# START OF ENTRIES PROVIDED

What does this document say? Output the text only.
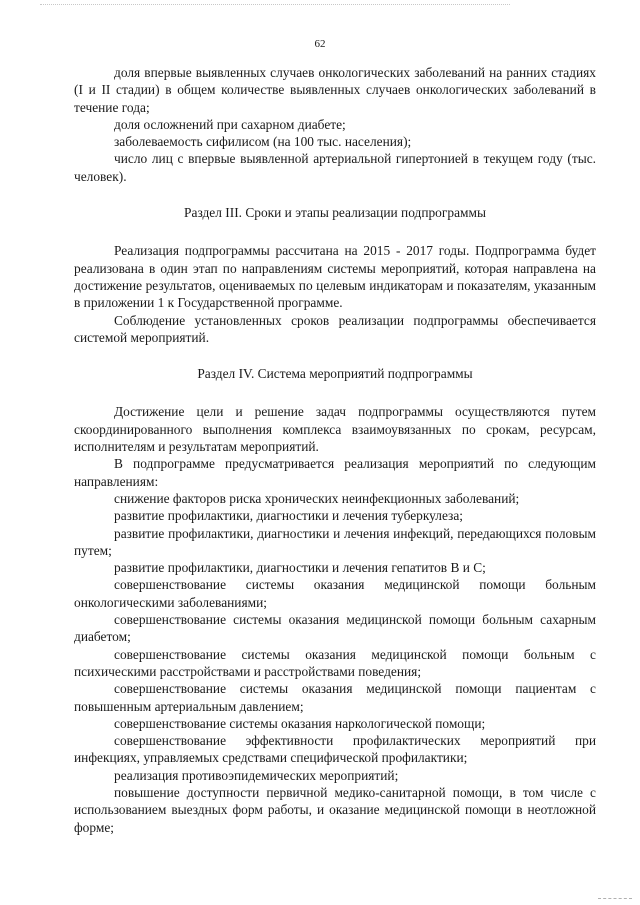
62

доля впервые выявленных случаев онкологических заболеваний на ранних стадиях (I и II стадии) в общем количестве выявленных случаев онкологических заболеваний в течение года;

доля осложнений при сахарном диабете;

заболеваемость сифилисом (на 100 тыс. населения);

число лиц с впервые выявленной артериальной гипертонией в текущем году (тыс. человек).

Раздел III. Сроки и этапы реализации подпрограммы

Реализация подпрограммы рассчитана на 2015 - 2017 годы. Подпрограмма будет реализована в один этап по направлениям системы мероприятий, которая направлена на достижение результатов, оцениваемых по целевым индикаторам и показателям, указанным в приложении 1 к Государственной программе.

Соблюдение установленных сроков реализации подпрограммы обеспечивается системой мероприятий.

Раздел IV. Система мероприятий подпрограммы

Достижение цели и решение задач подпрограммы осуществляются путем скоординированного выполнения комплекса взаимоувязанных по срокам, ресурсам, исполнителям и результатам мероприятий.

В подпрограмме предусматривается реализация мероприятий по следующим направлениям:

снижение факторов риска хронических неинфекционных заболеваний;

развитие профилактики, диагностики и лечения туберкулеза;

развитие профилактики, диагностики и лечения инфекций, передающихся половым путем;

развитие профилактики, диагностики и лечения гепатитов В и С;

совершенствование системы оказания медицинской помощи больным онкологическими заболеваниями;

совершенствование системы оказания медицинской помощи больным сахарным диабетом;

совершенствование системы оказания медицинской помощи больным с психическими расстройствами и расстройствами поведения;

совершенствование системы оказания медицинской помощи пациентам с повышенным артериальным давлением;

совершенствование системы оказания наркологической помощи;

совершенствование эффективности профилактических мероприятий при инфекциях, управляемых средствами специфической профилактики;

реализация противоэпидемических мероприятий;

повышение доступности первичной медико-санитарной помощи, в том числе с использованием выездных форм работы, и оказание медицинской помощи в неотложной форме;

# END OF ENTRIES PROVIDED
# START OF ENTRIES PROVIDED

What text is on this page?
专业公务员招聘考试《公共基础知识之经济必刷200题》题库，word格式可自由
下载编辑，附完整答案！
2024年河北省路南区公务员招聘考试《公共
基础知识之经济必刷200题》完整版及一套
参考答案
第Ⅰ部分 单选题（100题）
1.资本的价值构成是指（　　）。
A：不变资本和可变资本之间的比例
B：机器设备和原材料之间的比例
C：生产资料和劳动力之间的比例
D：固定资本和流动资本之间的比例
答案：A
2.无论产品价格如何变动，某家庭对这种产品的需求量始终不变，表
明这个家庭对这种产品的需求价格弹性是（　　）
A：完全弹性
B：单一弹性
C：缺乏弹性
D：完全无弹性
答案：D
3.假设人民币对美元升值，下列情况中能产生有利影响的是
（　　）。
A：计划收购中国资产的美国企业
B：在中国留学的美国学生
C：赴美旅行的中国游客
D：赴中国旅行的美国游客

# END OF ENTRIES PROVIDED

INSTRUCTION: Where does the word "помощи" appear? Return each line that holds it.

CORRECT ANSWER:
совершенствование системы оказания медицинской помощи больным онкологическими заболеваниями;
совершенствование системы оказания медицинской помощи больным сахарным диабетом;
совершенствование системы оказания медицинской помощи больным с психическими расстройствами и расстройствами поведения;
совершенствование системы оказания медицинской помощи пациентам с повышенным артериальным давлением;
совершенствование системы оказания наркологической помощи;
повышение доступности первичной медико-санитарной помощи, в том числе с использованием выездных форм работы, и оказание медицинской помощи в неотложной форме;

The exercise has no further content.